> **DESCRIPTION OF THE TASK**:
In your copy, include every line of the listing below exactly but none of the pictures.

[Start of MATERIAL FOR THIS TASK]

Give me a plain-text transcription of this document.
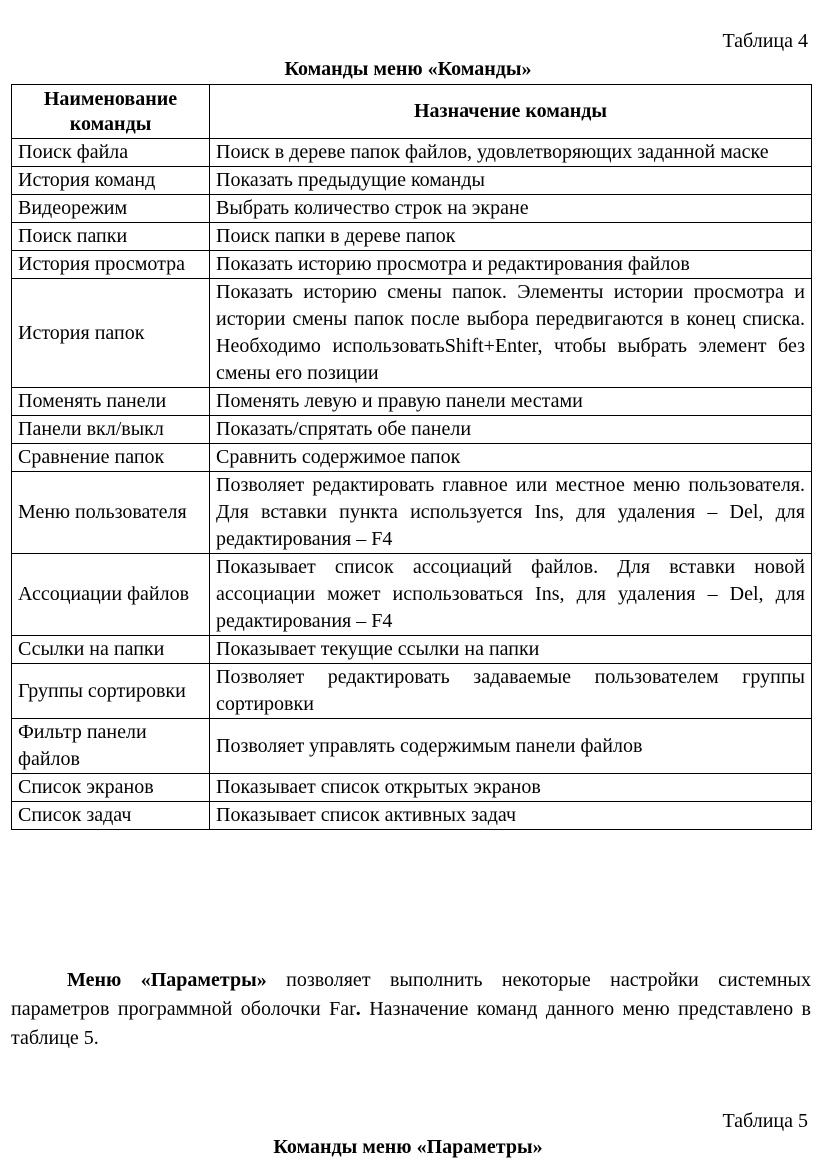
Таблица 4
Команды меню «Команды»
Наименование команды	Назначение команды
Поиск файла	Поиск в дереве папок файлов, удовлетворяющих заданной маске
История команд	Показать предыдущие команды
Видеорежим	Выбрать количество строк на экране
Поиск папки	Поиск папки в дереве папок
История просмотра	Показать историю просмотра и редактирования файлов
История папок	Показать историю смены папок. Элементы истории просмотра и истории смены папок после выбора передвигаются в конец списка. Необходимо использоватьShift+Enter, чтобы выбрать элемент без смены его позиции
Поменять панели	Поменять левую и правую панели местами
Панели вкл/выкл	Показать/спрятать обе панели
Сравнение папок	Сравнить содержимое папок
Меню пользователя	Позволяет редактировать главное или местное меню пользователя. Для вставки пункта используется Ins, для удаления – Del, для редактирования – F4
Ассоциации файлов	Показывает список ассоциаций файлов. Для вставки новой ассоциации может использоваться Ins, для удаления – Del, для редактирования – F4
Ссылки на папки	Показывает текущие ссылки на папки
Группы сортировки	Позволяет редактировать задаваемые пользователем группы сортировки
Фильтр панели файлов	Позволяет управлять содержимым панели файлов
Список экранов	Показывает список открытых экранов
Список задач	Показывает список активных задач

Меню «Параметры» позволяет выполнить некоторые настройки системных параметров программной оболочки Far. Назначение команд данного меню представлено в таблице 5.

Таблица 5
Команды меню «Параметры»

[End of MATERIAL FOR THIS TASK]

> **THE RESPONSE**:
Give me a plain-text transcription of this document.
Таблица 4
Команды меню «Команды»
Наименование команды	Назначение команды
Поиск файла	Поиск в дереве папок файлов, удовлетворяющих заданной маске
История команд	Показать предыдущие команды
Видеорежим	Выбрать количество строк на экране
Поиск папки	Поиск папки в дереве папок
История просмотра	Показать историю просмотра и редактирования файлов
История папок	Показать историю смены папок. Элементы истории просмотра и истории смены папок после выбора передвигаются в конец списка. Необходимо использоватьShift+Enter, чтобы выбрать элемент без смены его позиции
Поменять панели	Поменять левую и правую панели местами
Панели вкл/выкл	Показать/спрятать обе панели
Сравнение папок	Сравнить содержимое папок
Меню пользователя	Позволяет редактировать главное или местное меню пользователя. Для вставки пункта используется Ins, для удаления – Del, для редактирования – F4
Ассоциации файлов	Показывает список ассоциаций файлов. Для вставки новой ассоциации может использоваться Ins, для удаления – Del, для редактирования – F4
Ссылки на папки	Показывает текущие ссылки на папки
Группы сортировки	Позволяет редактировать задаваемые пользователем группы сортировки
Фильтр панели файлов	Позволяет управлять содержимым панели файлов
Список экранов	Показывает список открытых экранов
Список задач	Показывает список активных задач

Меню «Параметры» позволяет выполнить некоторые настройки системных параметров программной оболочки Far. Назначение команд данного меню представлено в таблице 5.

Таблица 5
Команды меню «Параметры»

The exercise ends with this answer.